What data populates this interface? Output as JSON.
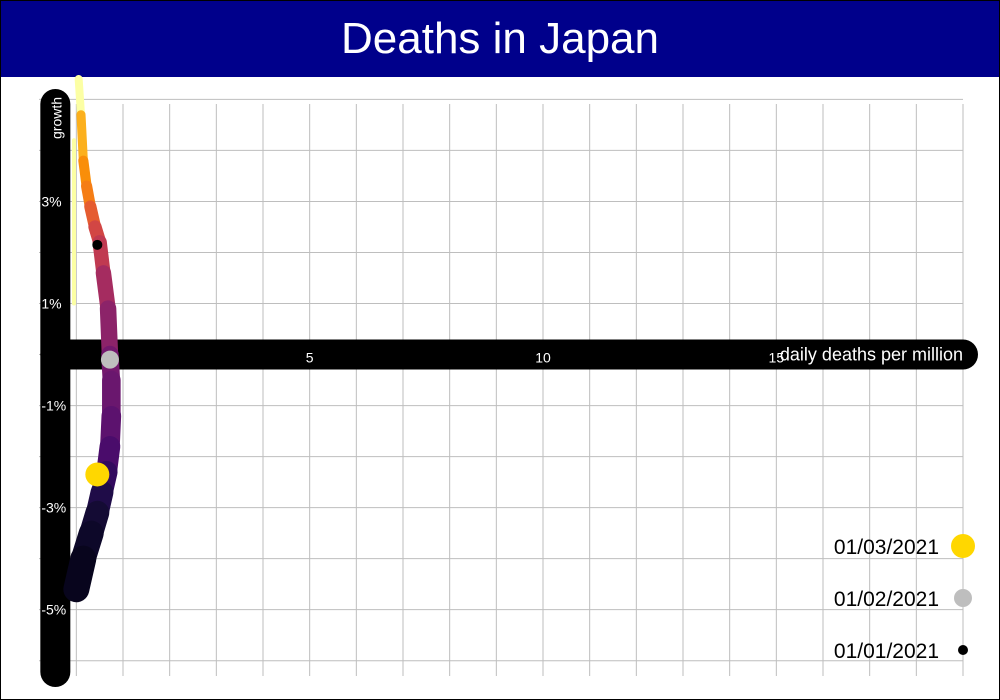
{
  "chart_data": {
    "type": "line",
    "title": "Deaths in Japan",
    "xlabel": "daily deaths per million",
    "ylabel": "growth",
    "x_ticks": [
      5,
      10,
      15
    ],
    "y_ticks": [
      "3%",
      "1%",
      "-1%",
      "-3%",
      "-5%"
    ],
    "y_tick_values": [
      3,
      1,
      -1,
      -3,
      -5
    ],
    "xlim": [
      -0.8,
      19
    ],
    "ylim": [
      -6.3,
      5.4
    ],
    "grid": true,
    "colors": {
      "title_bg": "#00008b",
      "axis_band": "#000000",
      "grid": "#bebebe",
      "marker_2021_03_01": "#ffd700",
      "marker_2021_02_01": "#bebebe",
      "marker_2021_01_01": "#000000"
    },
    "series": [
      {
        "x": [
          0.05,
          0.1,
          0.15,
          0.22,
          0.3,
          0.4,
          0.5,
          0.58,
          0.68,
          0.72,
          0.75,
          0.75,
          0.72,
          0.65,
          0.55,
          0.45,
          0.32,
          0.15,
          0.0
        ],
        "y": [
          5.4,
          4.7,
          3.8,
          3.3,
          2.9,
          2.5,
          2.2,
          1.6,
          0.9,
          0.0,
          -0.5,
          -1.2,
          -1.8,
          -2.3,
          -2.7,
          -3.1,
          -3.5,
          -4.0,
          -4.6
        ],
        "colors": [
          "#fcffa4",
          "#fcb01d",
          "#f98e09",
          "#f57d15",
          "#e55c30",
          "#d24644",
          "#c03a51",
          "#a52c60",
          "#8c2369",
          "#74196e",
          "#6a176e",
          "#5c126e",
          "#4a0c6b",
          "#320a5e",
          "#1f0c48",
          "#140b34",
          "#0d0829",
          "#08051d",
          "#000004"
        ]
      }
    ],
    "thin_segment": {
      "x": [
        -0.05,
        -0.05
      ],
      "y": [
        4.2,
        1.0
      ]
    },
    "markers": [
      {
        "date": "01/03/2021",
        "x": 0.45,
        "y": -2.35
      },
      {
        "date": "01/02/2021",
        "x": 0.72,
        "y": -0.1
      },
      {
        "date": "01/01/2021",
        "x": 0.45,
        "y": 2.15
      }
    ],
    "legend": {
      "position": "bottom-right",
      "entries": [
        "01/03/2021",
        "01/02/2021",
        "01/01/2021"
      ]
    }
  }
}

_The request:_ Output each line exactly; omit every picture.

_Written solution:_
What data populates this interface? Output as JSON.
{
  "chart_data": {
    "type": "line",
    "title": "Deaths in Japan",
    "xlabel": "daily deaths per million",
    "ylabel": "growth",
    "x_ticks": [
      5,
      10,
      15
    ],
    "y_ticks": [
      "3%",
      "1%",
      "-1%",
      "-3%",
      "-5%"
    ],
    "y_tick_values": [
      3,
      1,
      -1,
      -3,
      -5
    ],
    "xlim": [
      -0.8,
      19
    ],
    "ylim": [
      -6.3,
      5.4
    ],
    "grid": true,
    "colors": {
      "title_bg": "#00008b",
      "axis_band": "#000000",
      "grid": "#bebebe",
      "marker_2021_03_01": "#ffd700",
      "marker_2021_02_01": "#bebebe",
      "marker_2021_01_01": "#000000"
    },
    "series": [
      {
        "x": [
          0.05,
          0.1,
          0.15,
          0.22,
          0.3,
          0.4,
          0.5,
          0.58,
          0.68,
          0.72,
          0.75,
          0.75,
          0.72,
          0.65,
          0.55,
          0.45,
          0.32,
          0.15,
          0.0
        ],
        "y": [
          5.4,
          4.7,
          3.8,
          3.3,
          2.9,
          2.5,
          2.2,
          1.6,
          0.9,
          0.0,
          -0.5,
          -1.2,
          -1.8,
          -2.3,
          -2.7,
          -3.1,
          -3.5,
          -4.0,
          -4.6
        ],
        "colors": [
          "#fcffa4",
          "#fcb01d",
          "#f98e09",
          "#f57d15",
          "#e55c30",
          "#d24644",
          "#c03a51",
          "#a52c60",
          "#8c2369",
          "#74196e",
          "#6a176e",
          "#5c126e",
          "#4a0c6b",
          "#320a5e",
          "#1f0c48",
          "#140b34",
          "#0d0829",
          "#08051d",
          "#000004"
        ]
      }
    ],
    "thin_segment": {
      "x": [
        -0.05,
        -0.05
      ],
      "y": [
        4.2,
        1.0
      ]
    },
    "markers": [
      {
        "date": "01/03/2021",
        "x": 0.45,
        "y": -2.35
      },
      {
        "date": "01/02/2021",
        "x": 0.72,
        "y": -0.1
      },
      {
        "date": "01/01/2021",
        "x": 0.45,
        "y": 2.15
      }
    ],
    "legend": {
      "position": "bottom-right",
      "entries": [
        "01/03/2021",
        "01/02/2021",
        "01/01/2021"
      ]
    }
  }
}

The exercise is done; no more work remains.